Do this
In the copy, include every entry exactly but none of the images.

┌─ Information shown

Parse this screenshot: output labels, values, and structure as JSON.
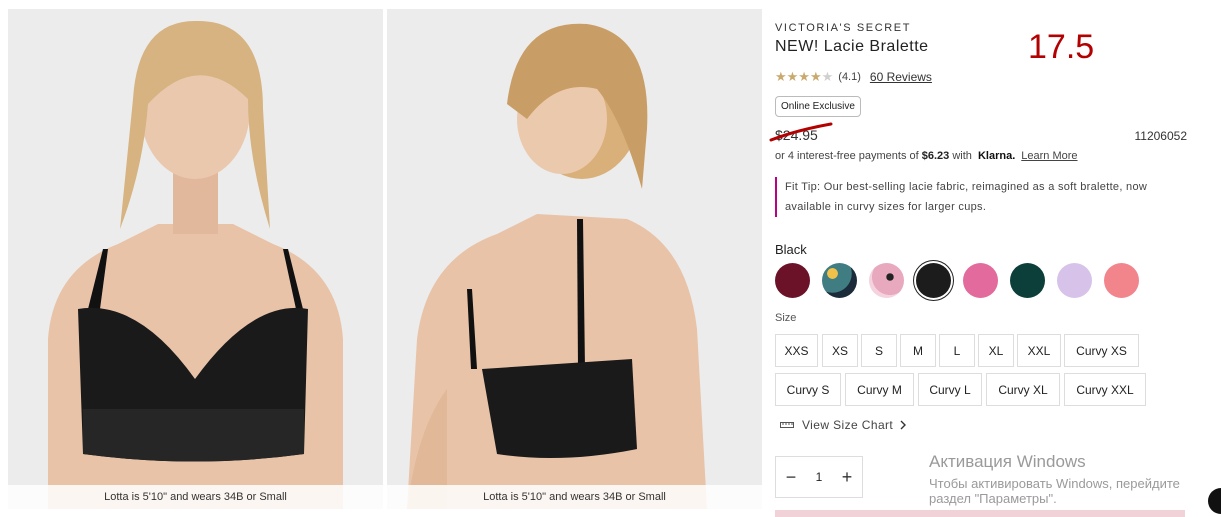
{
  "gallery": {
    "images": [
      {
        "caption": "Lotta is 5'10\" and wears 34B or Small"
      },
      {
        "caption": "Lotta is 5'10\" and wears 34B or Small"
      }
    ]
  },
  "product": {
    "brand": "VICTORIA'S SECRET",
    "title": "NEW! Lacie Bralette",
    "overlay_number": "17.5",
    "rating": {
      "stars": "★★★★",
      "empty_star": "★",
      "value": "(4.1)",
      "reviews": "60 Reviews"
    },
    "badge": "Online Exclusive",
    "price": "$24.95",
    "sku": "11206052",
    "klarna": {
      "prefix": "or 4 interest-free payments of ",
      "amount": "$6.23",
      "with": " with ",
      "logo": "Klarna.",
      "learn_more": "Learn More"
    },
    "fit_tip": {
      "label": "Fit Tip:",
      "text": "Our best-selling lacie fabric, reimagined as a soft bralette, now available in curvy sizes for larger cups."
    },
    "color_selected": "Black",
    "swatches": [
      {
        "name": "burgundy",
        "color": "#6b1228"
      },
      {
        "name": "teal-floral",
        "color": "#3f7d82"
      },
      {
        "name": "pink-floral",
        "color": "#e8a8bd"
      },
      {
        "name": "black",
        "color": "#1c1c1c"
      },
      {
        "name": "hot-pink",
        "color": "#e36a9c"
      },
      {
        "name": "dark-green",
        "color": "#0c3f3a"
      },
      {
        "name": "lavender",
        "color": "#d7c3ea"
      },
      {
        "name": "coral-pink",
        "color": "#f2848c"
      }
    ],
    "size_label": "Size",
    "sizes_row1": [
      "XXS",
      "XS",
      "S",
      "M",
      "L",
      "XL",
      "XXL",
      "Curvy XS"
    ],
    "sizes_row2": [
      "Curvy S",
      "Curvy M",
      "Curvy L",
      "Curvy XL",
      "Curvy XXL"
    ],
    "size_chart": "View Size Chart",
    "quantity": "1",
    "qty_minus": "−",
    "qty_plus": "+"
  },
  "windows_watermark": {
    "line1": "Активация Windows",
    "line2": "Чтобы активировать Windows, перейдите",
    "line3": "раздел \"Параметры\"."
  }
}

└─

The output
Parse this screenshot: output labels, values, and structure as JSON.
{
  "gallery": {
    "images": [
      {
        "caption": "Lotta is 5'10\" and wears 34B or Small"
      },
      {
        "caption": "Lotta is 5'10\" and wears 34B or Small"
      }
    ]
  },
  "product": {
    "brand": "VICTORIA'S SECRET",
    "title": "NEW! Lacie Bralette",
    "overlay_number": "17.5",
    "rating": {
      "stars": "★★★★",
      "empty_star": "★",
      "value": "(4.1)",
      "reviews": "60 Reviews"
    },
    "badge": "Online Exclusive",
    "price": "$24.95",
    "sku": "11206052",
    "klarna": {
      "prefix": "or 4 interest-free payments of ",
      "amount": "$6.23",
      "with": " with ",
      "logo": "Klarna.",
      "learn_more": "Learn More"
    },
    "fit_tip": {
      "label": "Fit Tip:",
      "text": "Our best-selling lacie fabric, reimagined as a soft bralette, now available in curvy sizes for larger cups."
    },
    "color_selected": "Black",
    "swatches": [
      {
        "name": "burgundy",
        "color": "#6b1228"
      },
      {
        "name": "teal-floral",
        "color": "#3f7d82"
      },
      {
        "name": "pink-floral",
        "color": "#e8a8bd"
      },
      {
        "name": "black",
        "color": "#1c1c1c"
      },
      {
        "name": "hot-pink",
        "color": "#e36a9c"
      },
      {
        "name": "dark-green",
        "color": "#0c3f3a"
      },
      {
        "name": "lavender",
        "color": "#d7c3ea"
      },
      {
        "name": "coral-pink",
        "color": "#f2848c"
      }
    ],
    "size_label": "Size",
    "sizes_row1": [
      "XXS",
      "XS",
      "S",
      "M",
      "L",
      "XL",
      "XXL",
      "Curvy XS"
    ],
    "sizes_row2": [
      "Curvy S",
      "Curvy M",
      "Curvy L",
      "Curvy XL",
      "Curvy XXL"
    ],
    "size_chart": "View Size Chart",
    "quantity": "1",
    "qty_minus": "−",
    "qty_plus": "+"
  },
  "windows_watermark": {
    "line1": "Активация Windows",
    "line2": "Чтобы активировать Windows, перейдите",
    "line3": "раздел \"Параметры\"."
  }
}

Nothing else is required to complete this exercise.